--- start ---
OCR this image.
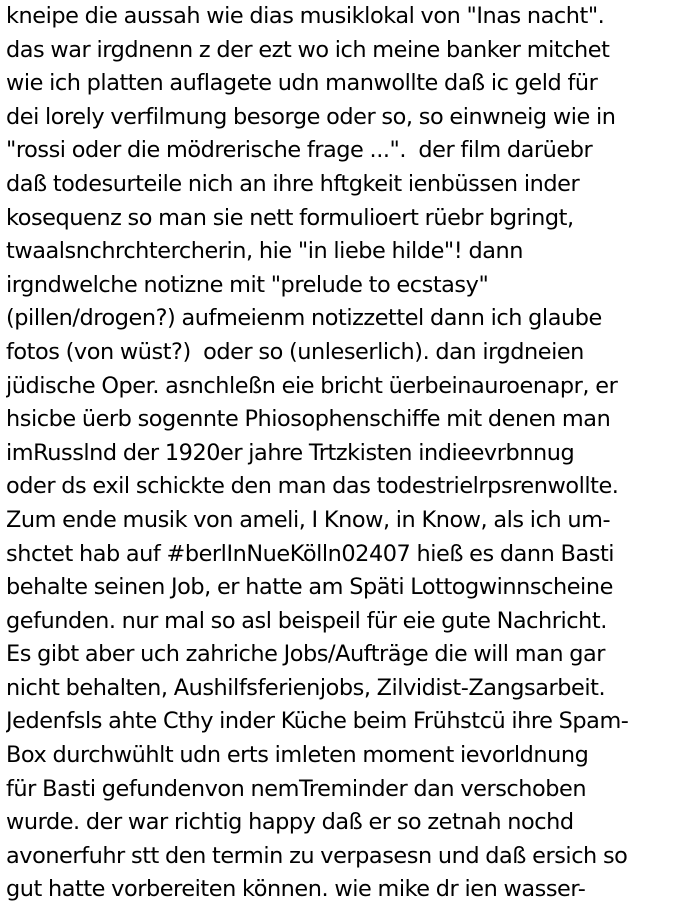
kneipe die aussah wie dias musiklokal von "Inas nacht".
das war irgdnenn z der ezt wo ich meine banker mitchet
wie ich platten auflagete udn manwollte daß ic geld für
dei lorely verfilmung besorge oder so, so einwneig wie in
"rossi oder die mödrerische frage ...".  der film darüebr
daß todesurteile nich an ihre hftgkeit ienbüssen inder
kosequenz so man sie nett formulioert rüebr bgringt,
twaalsnchrchtercherin, hie "in liebe hilde"! dann
irgndwelche notizne mit "prelude to ecstasy"
(pillen/drogen?) aufmeienm notizzettel dann ich glaube
fotos (von wüst?)  oder so (unleserlich). dan irgdneien
jüdische Oper. asnchleßn eie bricht üerbeinauroenapr, er
hsicbe üerb sogennte Phiosophenschiffe mit denen man
imRusslnd der 1920er jahre Trtzkisten indieevrbnnug
oder ds exil schickte den man das todestrielrpsrenwollte.
Zum ende musik von ameli, I Know, in Know, als ich um-
shctet hab auf #berlInNueKölln02407 hieß es dann Basti
behalte seinen Job, er hatte am Späti Lottogwinnscheine
gefunden. nur mal so asl beispeil für eie gute Nachricht.
Es gibt aber uch zahriche Jobs/Aufträge die will man gar
nicht behalten, Aushilfsferienjobs, Zilvidist-Zangsarbeit.
Jedenfsls ahte Cthy inder Küche beim Frühstcü ihre Spam-
Box durchwühlt udn erts imleten moment ievorldnung
für Basti gefundenvon nemTreminder dan verschoben
wurde. der war richtig happy daß er so zetnah nochd
avonerfuhr stt den termin zu verpasesn und daß ersich so
gut hatte vorbereiten können. wie mike dr ien wasser-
--- end ---
■ Work to be completed ■
Search the records for the word "hatte". Copy every line that has it.

■ Reply to the task ■
behalte seinen Job, er hatte am Späti Lottogwinnscheine
gut hatte vorbereiten können. wie mike dr ien wasser-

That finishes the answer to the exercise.